▶ **WORK TO DO**: Copy out the entries below in full and exactly.

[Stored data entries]
__________________________________________________
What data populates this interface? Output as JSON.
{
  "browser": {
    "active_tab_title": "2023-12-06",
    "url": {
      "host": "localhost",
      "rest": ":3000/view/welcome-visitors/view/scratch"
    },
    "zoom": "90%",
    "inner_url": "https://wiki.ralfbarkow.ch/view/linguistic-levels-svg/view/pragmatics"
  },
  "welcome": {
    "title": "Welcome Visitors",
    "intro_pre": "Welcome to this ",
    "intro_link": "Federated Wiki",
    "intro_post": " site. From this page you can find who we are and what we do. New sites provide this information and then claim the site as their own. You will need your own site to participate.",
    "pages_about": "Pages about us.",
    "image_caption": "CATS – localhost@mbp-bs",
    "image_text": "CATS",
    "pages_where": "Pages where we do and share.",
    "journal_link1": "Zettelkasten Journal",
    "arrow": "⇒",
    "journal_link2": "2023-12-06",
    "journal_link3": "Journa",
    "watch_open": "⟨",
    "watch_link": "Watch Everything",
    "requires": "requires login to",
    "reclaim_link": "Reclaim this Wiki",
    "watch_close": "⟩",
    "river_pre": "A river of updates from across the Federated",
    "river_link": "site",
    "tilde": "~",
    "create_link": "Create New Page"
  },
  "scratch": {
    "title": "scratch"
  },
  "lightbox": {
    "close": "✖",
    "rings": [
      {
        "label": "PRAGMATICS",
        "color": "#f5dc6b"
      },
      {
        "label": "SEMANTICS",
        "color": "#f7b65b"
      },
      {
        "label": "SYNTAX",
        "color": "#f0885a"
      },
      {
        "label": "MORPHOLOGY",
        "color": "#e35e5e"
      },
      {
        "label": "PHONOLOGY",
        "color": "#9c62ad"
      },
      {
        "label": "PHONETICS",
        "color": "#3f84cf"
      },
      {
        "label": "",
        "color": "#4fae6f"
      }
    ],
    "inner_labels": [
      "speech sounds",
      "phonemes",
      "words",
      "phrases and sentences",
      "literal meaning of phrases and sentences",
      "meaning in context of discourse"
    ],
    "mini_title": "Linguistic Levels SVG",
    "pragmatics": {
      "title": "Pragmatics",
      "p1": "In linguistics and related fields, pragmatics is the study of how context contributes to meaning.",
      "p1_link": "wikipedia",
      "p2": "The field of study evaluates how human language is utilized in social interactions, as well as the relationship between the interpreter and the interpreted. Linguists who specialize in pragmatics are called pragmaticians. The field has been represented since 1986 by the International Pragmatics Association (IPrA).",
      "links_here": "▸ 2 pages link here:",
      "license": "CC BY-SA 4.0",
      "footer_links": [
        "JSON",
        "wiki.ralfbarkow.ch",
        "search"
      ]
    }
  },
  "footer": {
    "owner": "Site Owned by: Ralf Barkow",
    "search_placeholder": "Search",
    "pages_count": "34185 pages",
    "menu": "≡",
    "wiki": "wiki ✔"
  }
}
__________________________________________________
▶ **RESPONSE FOR THIS EXERCISE**:
What data populates this interface? Output as JSON.
{
  "browser": {
    "active_tab_title": "2023-12-06",
    "url": {
      "host": "localhost",
      "rest": ":3000/view/welcome-visitors/view/scratch"
    },
    "zoom": "90%",
    "inner_url": "https://wiki.ralfbarkow.ch/view/linguistic-levels-svg/view/pragmatics"
  },
  "welcome": {
    "title": "Welcome Visitors",
    "intro_pre": "Welcome to this ",
    "intro_link": "Federated Wiki",
    "intro_post": " site. From this page you can find who we are and what we do. New sites provide this information and then claim the site as their own. You will need your own site to participate.",
    "pages_about": "Pages about us.",
    "image_caption": "CATS – localhost@mbp-bs",
    "image_text": "CATS",
    "pages_where": "Pages where we do and share.",
    "journal_link1": "Zettelkasten Journal",
    "arrow": "⇒",
    "journal_link2": "2023-12-06",
    "journal_link3": "Journa",
    "watch_open": "⟨",
    "watch_link": "Watch Everything",
    "requires": "requires login to",
    "reclaim_link": "Reclaim this Wiki",
    "watch_close": "⟩",
    "river_pre": "A river of updates from across the Federated",
    "river_link": "site",
    "tilde": "~",
    "create_link": "Create New Page"
  },
  "scratch": {
    "title": "scratch"
  },
  "lightbox": {
    "close": "✖",
    "rings": [
      {
        "label": "PRAGMATICS",
        "color": "#f5dc6b"
      },
      {
        "label": "SEMANTICS",
        "color": "#f7b65b"
      },
      {
        "label": "SYNTAX",
        "color": "#f0885a"
      },
      {
        "label": "MORPHOLOGY",
        "color": "#e35e5e"
      },
      {
        "label": "PHONOLOGY",
        "color": "#9c62ad"
      },
      {
        "label": "PHONETICS",
        "color": "#3f84cf"
      },
      {
        "label": "",
        "color": "#4fae6f"
      }
    ],
    "inner_labels": [
      "speech sounds",
      "phonemes",
      "words",
      "phrases and sentences",
      "literal meaning of phrases and sentences",
      "meaning in context of discourse"
    ],
    "mini_title": "Linguistic Levels SVG",
    "pragmatics": {
      "title": "Pragmatics",
      "p1": "In linguistics and related fields, pragmatics is the study of how context contributes to meaning.",
      "p1_link": "wikipedia",
      "p2": "The field of study evaluates how human language is utilized in social interactions, as well as the relationship between the interpreter and the interpreted. Linguists who specialize in pragmatics are called pragmaticians. The field has been represented since 1986 by the International Pragmatics Association (IPrA).",
      "links_here": "▸ 2 pages link here:",
      "license": "CC BY-SA 4.0",
      "footer_links": [
        "JSON",
        "wiki.ralfbarkow.ch",
        "search"
      ]
    }
  },
  "footer": {
    "owner": "Site Owned by: Ralf Barkow",
    "search_placeholder": "Search",
    "pages_count": "34185 pages",
    "menu": "≡",
    "wiki": "wiki ✔"
  }
}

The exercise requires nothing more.